Aufgabe: Schreibe die Zeilen vom Anfang der Einträge bis einschließlich der Zeile mit "relates-to-value: Contact bbox=[197, 65, 258, 84]" unverändert ab.

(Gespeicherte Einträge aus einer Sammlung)
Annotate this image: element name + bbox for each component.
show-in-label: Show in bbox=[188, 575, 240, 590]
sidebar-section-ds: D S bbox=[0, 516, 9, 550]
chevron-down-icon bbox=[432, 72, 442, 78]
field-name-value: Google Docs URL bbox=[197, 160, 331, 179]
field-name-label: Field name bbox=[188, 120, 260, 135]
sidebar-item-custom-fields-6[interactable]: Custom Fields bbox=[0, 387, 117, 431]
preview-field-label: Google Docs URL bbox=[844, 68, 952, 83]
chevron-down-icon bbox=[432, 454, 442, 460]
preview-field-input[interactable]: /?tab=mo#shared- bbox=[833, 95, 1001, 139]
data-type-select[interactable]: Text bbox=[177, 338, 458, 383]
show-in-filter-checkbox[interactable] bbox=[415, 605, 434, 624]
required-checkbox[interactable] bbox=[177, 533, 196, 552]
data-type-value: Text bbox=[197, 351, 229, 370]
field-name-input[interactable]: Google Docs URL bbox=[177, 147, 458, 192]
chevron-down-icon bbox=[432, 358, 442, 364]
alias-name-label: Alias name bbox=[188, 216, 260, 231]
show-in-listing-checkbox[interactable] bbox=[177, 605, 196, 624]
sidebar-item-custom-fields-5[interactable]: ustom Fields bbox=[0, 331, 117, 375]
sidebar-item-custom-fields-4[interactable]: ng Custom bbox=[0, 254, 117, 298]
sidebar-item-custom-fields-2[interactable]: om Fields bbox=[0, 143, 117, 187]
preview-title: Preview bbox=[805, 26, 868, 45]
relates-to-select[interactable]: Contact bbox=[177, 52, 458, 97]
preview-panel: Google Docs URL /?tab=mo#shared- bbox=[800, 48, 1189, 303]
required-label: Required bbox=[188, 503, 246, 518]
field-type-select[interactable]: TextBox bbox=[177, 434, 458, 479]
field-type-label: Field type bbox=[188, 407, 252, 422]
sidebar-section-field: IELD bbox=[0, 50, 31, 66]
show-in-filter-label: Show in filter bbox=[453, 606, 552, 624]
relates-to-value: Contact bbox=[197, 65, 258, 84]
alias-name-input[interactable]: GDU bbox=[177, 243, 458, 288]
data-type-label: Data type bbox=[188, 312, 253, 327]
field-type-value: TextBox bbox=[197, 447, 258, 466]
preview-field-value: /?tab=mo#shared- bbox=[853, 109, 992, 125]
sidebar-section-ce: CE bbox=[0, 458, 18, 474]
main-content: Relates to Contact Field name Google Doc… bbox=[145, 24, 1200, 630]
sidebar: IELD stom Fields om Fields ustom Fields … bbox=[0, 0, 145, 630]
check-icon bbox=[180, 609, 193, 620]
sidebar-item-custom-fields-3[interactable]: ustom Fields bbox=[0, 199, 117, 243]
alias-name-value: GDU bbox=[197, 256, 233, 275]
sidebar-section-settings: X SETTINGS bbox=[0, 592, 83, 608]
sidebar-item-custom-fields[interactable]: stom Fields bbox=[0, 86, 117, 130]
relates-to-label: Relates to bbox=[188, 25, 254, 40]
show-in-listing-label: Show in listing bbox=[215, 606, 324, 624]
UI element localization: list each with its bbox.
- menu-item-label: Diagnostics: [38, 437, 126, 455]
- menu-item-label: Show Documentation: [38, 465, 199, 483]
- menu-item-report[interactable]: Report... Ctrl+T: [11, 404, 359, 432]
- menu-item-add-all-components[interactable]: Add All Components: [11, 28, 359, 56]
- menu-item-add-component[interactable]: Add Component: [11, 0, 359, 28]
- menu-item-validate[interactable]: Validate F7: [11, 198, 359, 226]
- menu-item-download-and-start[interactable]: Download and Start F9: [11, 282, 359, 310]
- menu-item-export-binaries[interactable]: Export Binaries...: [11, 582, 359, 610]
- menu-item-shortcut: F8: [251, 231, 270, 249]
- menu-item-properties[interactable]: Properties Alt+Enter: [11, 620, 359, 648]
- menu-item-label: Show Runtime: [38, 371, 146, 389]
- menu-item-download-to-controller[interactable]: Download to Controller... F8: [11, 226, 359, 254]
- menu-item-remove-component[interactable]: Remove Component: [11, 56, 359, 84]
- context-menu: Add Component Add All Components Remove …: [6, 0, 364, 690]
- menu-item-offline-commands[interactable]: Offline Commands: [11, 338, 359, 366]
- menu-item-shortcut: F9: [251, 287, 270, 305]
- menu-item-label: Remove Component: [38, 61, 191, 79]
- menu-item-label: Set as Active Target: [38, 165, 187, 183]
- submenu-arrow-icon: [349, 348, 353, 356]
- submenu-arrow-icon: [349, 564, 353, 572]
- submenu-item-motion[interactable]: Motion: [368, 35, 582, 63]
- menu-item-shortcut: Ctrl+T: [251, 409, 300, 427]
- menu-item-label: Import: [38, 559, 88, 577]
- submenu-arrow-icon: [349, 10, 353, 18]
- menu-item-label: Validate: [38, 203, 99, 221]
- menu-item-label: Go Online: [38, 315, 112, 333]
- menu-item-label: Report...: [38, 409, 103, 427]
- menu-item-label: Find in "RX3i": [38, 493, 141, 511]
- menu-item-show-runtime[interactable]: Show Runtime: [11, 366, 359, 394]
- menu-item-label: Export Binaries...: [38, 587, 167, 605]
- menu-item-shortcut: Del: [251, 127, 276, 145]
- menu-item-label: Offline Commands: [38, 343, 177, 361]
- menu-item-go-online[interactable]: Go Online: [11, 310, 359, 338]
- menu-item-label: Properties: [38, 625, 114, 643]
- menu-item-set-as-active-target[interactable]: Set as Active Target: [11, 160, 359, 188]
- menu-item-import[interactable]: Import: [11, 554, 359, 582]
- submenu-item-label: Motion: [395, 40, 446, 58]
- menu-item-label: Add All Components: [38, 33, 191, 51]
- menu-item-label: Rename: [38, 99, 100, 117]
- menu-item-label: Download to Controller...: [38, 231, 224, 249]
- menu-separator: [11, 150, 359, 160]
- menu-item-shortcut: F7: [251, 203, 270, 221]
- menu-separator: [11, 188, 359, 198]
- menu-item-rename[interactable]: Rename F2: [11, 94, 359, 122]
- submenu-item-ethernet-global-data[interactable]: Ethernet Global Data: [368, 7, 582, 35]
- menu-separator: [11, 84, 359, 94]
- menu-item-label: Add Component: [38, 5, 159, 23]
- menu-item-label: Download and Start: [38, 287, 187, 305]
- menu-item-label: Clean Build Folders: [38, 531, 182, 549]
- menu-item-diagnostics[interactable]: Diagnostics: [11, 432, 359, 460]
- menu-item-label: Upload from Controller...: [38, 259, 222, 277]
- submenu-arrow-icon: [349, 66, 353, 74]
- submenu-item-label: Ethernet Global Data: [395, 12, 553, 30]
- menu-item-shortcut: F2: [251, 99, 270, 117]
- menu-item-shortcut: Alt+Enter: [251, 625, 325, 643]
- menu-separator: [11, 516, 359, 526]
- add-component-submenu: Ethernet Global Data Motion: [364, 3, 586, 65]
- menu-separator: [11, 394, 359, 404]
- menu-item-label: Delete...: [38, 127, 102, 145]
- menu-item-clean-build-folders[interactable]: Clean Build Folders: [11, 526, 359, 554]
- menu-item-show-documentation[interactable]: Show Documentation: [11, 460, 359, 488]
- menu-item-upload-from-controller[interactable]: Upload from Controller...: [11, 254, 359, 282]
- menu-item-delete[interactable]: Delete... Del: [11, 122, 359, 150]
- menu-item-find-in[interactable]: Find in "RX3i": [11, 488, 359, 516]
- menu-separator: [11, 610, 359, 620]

Gelöste Aufgabe:
Annotate this image: element name + bbox for each component.
show-in-label: Show in bbox=[188, 575, 240, 590]
sidebar-section-ds: D S bbox=[0, 516, 9, 550]
chevron-down-icon bbox=[432, 72, 442, 78]
field-name-value: Google Docs URL bbox=[197, 160, 331, 179]
field-name-label: Field name bbox=[188, 120, 260, 135]
sidebar-item-custom-fields-6[interactable]: Custom Fields bbox=[0, 387, 117, 431]
preview-field-label: Google Docs URL bbox=[844, 68, 952, 83]
chevron-down-icon bbox=[432, 454, 442, 460]
preview-field-input[interactable]: /?tab=mo#shared- bbox=[833, 95, 1001, 139]
data-type-select[interactable]: Text bbox=[177, 338, 458, 383]
show-in-filter-checkbox[interactable] bbox=[415, 605, 434, 624]
required-checkbox[interactable] bbox=[177, 533, 196, 552]
data-type-value: Text bbox=[197, 351, 229, 370]
field-name-input[interactable]: Google Docs URL bbox=[177, 147, 458, 192]
chevron-down-icon bbox=[432, 358, 442, 364]
alias-name-label: Alias name bbox=[188, 216, 260, 231]
show-in-listing-checkbox[interactable] bbox=[177, 605, 196, 624]
sidebar-item-custom-fields-5[interactable]: ustom Fields bbox=[0, 331, 117, 375]
sidebar-item-custom-fields-4[interactable]: ng Custom bbox=[0, 254, 117, 298]
sidebar-item-custom-fields-2[interactable]: om Fields bbox=[0, 143, 117, 187]
preview-title: Preview bbox=[805, 26, 868, 45]
relates-to-select[interactable]: Contact bbox=[177, 52, 458, 97]
preview-panel: Google Docs URL /?tab=mo#shared- bbox=[800, 48, 1189, 303]
required-label: Required bbox=[188, 503, 246, 518]
field-type-select[interactable]: TextBox bbox=[177, 434, 458, 479]
field-type-label: Field type bbox=[188, 407, 252, 422]
sidebar-section-field: IELD bbox=[0, 50, 31, 66]
show-in-filter-label: Show in filter bbox=[453, 606, 552, 624]
relates-to-value: Contact bbox=[197, 65, 258, 84]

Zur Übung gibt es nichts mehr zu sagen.